>> begin DATA PROVIDED

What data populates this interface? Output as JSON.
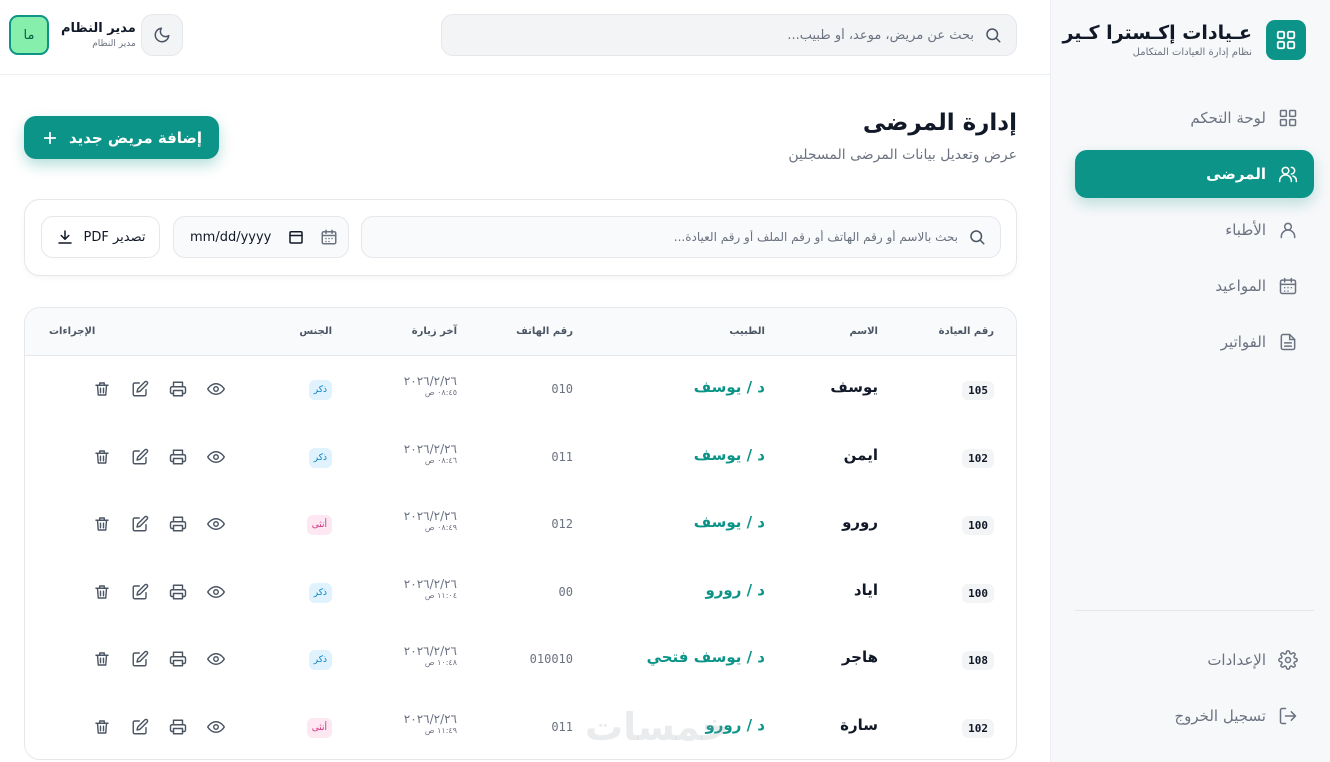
{
  "brand": {
    "title": "عـيادات إكـسترا كـير",
    "subtitle": "نظام إدارة العيادات المتكامل"
  },
  "sidebar": {
    "items": [
      {
        "label": "لوحة التحكم",
        "icon": "dashboard-icon"
      },
      {
        "label": "المرضى",
        "icon": "users-icon",
        "active": true
      },
      {
        "label": "الأطباء",
        "icon": "user-icon"
      },
      {
        "label": "المواعيد",
        "icon": "calendar-icon"
      },
      {
        "label": "الفواتير",
        "icon": "file-icon"
      }
    ],
    "bottom": [
      {
        "label": "الإعدادات",
        "icon": "gear-icon"
      },
      {
        "label": "تسجيل الخروج",
        "icon": "logout-icon"
      }
    ]
  },
  "header": {
    "search_placeholder": "بحث عن مريض، موعد، أو طبيب...",
    "user_name": "مدير النظام",
    "user_role": "مدير النظام",
    "avatar_initials": "ما"
  },
  "page": {
    "title": "إدارة المرضى",
    "subtitle": "عرض وتعديل بيانات المرضى المسجلين",
    "add_button": "إضافة مريض جديد"
  },
  "filters": {
    "search_placeholder": "بحث بالاسم أو رقم الهاتف أو رقم الملف أو رقم العيادة...",
    "date_placeholder": "mm/dd/yyyy",
    "export_label": "تصدير PDF"
  },
  "table": {
    "headers": {
      "clinic_no": "رقم العيادة",
      "name": "الاسم",
      "doctor": "الطبيب",
      "phone": "رقم الهاتف",
      "last_visit": "آخر زيارة",
      "gender": "الجنس",
      "actions": "الإجراءات"
    },
    "rows": [
      {
        "clinic_no": "105",
        "name": "يوسف",
        "doctor": "د / يوسف",
        "phone": "010",
        "date": "٢٠٢٦/٢/٢٦",
        "time": "٠٨:٤٥ ص",
        "gender": "ذكر",
        "gender_type": "male"
      },
      {
        "clinic_no": "102",
        "name": "ايمن",
        "doctor": "د / يوسف",
        "phone": "011",
        "date": "٢٠٢٦/٢/٢٦",
        "time": "٠٨:٤٦ ص",
        "gender": "ذكر",
        "gender_type": "male"
      },
      {
        "clinic_no": "100",
        "name": "رورو",
        "doctor": "د / يوسف",
        "phone": "012",
        "date": "٢٠٢٦/٢/٢٦",
        "time": "٠٨:٤٩ ص",
        "gender": "أنثى",
        "gender_type": "female"
      },
      {
        "clinic_no": "100",
        "name": "اياد",
        "doctor": "د / رورو",
        "phone": "00",
        "date": "٢٠٢٦/٢/٢٦",
        "time": "١١:٠٤ ص",
        "gender": "ذكر",
        "gender_type": "male"
      },
      {
        "clinic_no": "108",
        "name": "هاجر",
        "doctor": "د / يوسف فتحي",
        "phone": "010010",
        "date": "٢٠٢٦/٢/٢٦",
        "time": "١٠:٤٨ ص",
        "gender": "ذكر",
        "gender_type": "male"
      },
      {
        "clinic_no": "102",
        "name": "سارة",
        "doctor": "د / رورو",
        "phone": "011",
        "date": "٢٠٢٦/٢/٢٦",
        "time": "١١:٤٩ ص",
        "gender": "أنثى",
        "gender_type": "female"
      }
    ]
  },
  "watermark": "خمسات",
  "colors": {
    "accent": "#0d9488",
    "male_badge": "#e0f2fe",
    "female_badge": "#fce7f3"
  }
}
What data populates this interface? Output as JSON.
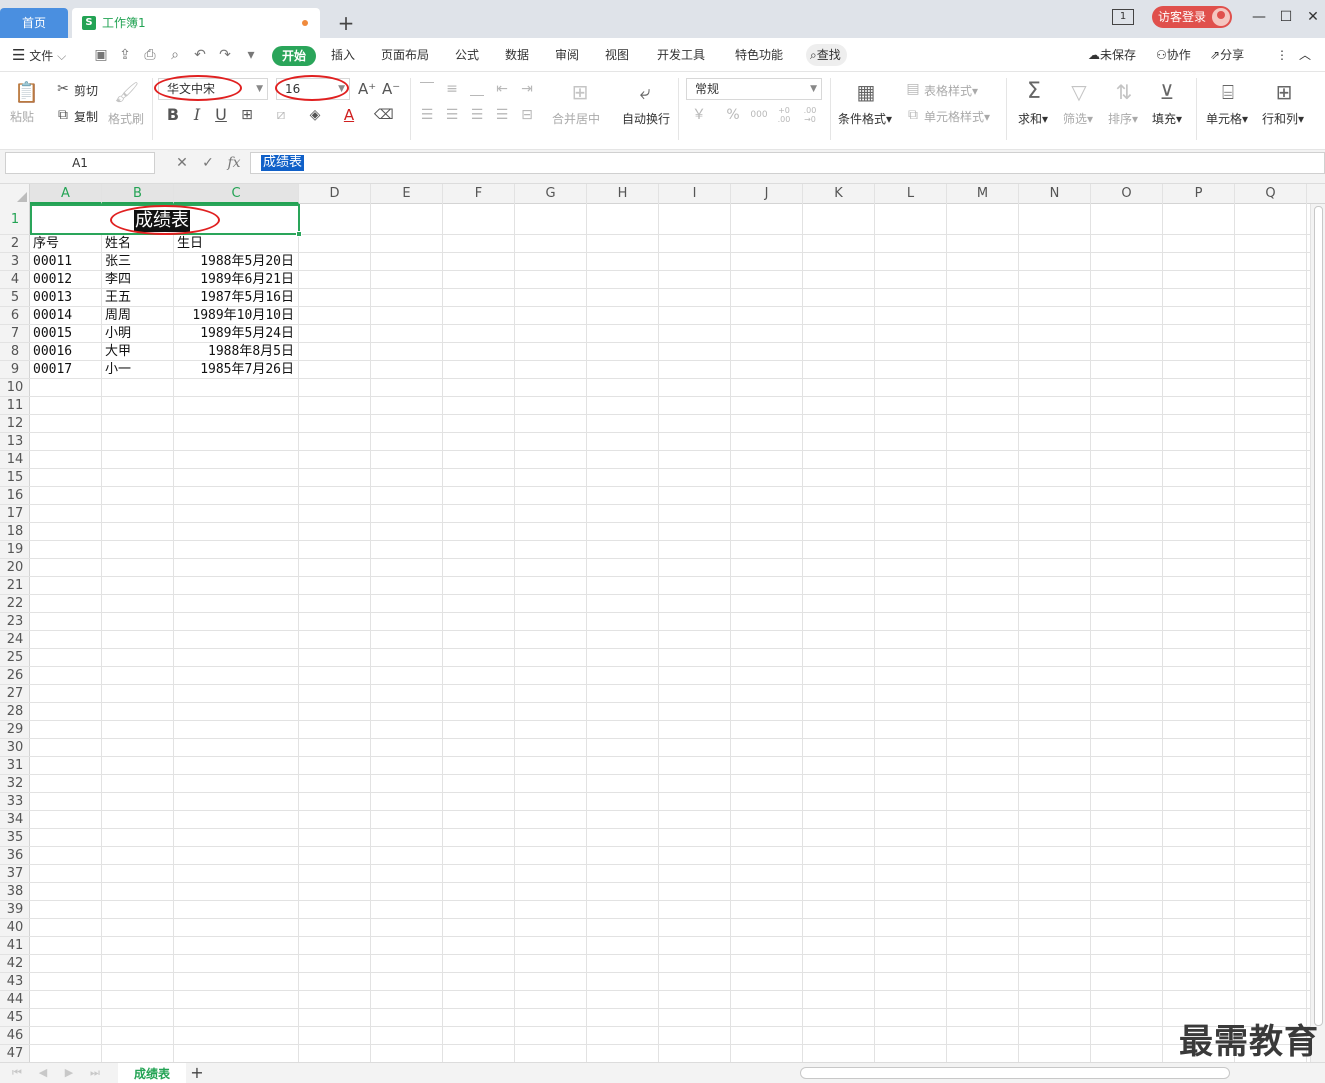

>> end DATA PROVIDED

Repeat all of the entries word for word, but omit the pictures.

-- RESULT OF THIS TASK --
What data populates this interface? Output as JSON.
{
  "brand": {
    "title": "عـيادات إكـسترا كـير",
    "subtitle": "نظام إدارة العيادات المتكامل"
  },
  "sidebar": {
    "items": [
      {
        "label": "لوحة التحكم",
        "icon": "dashboard-icon"
      },
      {
        "label": "المرضى",
        "icon": "users-icon",
        "active": true
      },
      {
        "label": "الأطباء",
        "icon": "user-icon"
      },
      {
        "label": "المواعيد",
        "icon": "calendar-icon"
      },
      {
        "label": "الفواتير",
        "icon": "file-icon"
      }
    ],
    "bottom": [
      {
        "label": "الإعدادات",
        "icon": "gear-icon"
      },
      {
        "label": "تسجيل الخروج",
        "icon": "logout-icon"
      }
    ]
  },
  "header": {
    "search_placeholder": "بحث عن مريض، موعد، أو طبيب...",
    "user_name": "مدير النظام",
    "user_role": "مدير النظام",
    "avatar_initials": "ما"
  },
  "page": {
    "title": "إدارة المرضى",
    "subtitle": "عرض وتعديل بيانات المرضى المسجلين",
    "add_button": "إضافة مريض جديد"
  },
  "filters": {
    "search_placeholder": "بحث بالاسم أو رقم الهاتف أو رقم الملف أو رقم العيادة...",
    "date_placeholder": "mm/dd/yyyy",
    "export_label": "تصدير PDF"
  },
  "table": {
    "headers": {
      "clinic_no": "رقم العيادة",
      "name": "الاسم",
      "doctor": "الطبيب",
      "phone": "رقم الهاتف",
      "last_visit": "آخر زيارة",
      "gender": "الجنس",
      "actions": "الإجراءات"
    },
    "rows": [
      {
        "clinic_no": "105",
        "name": "يوسف",
        "doctor": "د / يوسف",
        "phone": "010",
        "date": "٢٠٢٦/٢/٢٦",
        "time": "٠٨:٤٥ ص",
        "gender": "ذكر",
        "gender_type": "male"
      },
      {
        "clinic_no": "102",
        "name": "ايمن",
        "doctor": "د / يوسف",
        "phone": "011",
        "date": "٢٠٢٦/٢/٢٦",
        "time": "٠٨:٤٦ ص",
        "gender": "ذكر",
        "gender_type": "male"
      },
      {
        "clinic_no": "100",
        "name": "رورو",
        "doctor": "د / يوسف",
        "phone": "012",
        "date": "٢٠٢٦/٢/٢٦",
        "time": "٠٨:٤٩ ص",
        "gender": "أنثى",
        "gender_type": "female"
      },
      {
        "clinic_no": "100",
        "name": "اياد",
        "doctor": "د / رورو",
        "phone": "00",
        "date": "٢٠٢٦/٢/٢٦",
        "time": "١١:٠٤ ص",
        "gender": "ذكر",
        "gender_type": "male"
      },
      {
        "clinic_no": "108",
        "name": "هاجر",
        "doctor": "د / يوسف فتحي",
        "phone": "010010",
        "date": "٢٠٢٦/٢/٢٦",
        "time": "١٠:٤٨ ص",
        "gender": "ذكر",
        "gender_type": "male"
      },
      {
        "clinic_no": "102",
        "name": "سارة",
        "doctor": "د / رورو",
        "phone": "011",
        "date": "٢٠٢٦/٢/٢٦",
        "time": "١١:٤٩ ص",
        "gender": "أنثى",
        "gender_type": "female"
      }
    ]
  },
  "watermark": "خمسات",
  "colors": {
    "accent": "#0d9488",
    "male_badge": "#e0f2fe",
    "female_badge": "#fce7f3"
  }
}
What data populates this interface? Output as JSON.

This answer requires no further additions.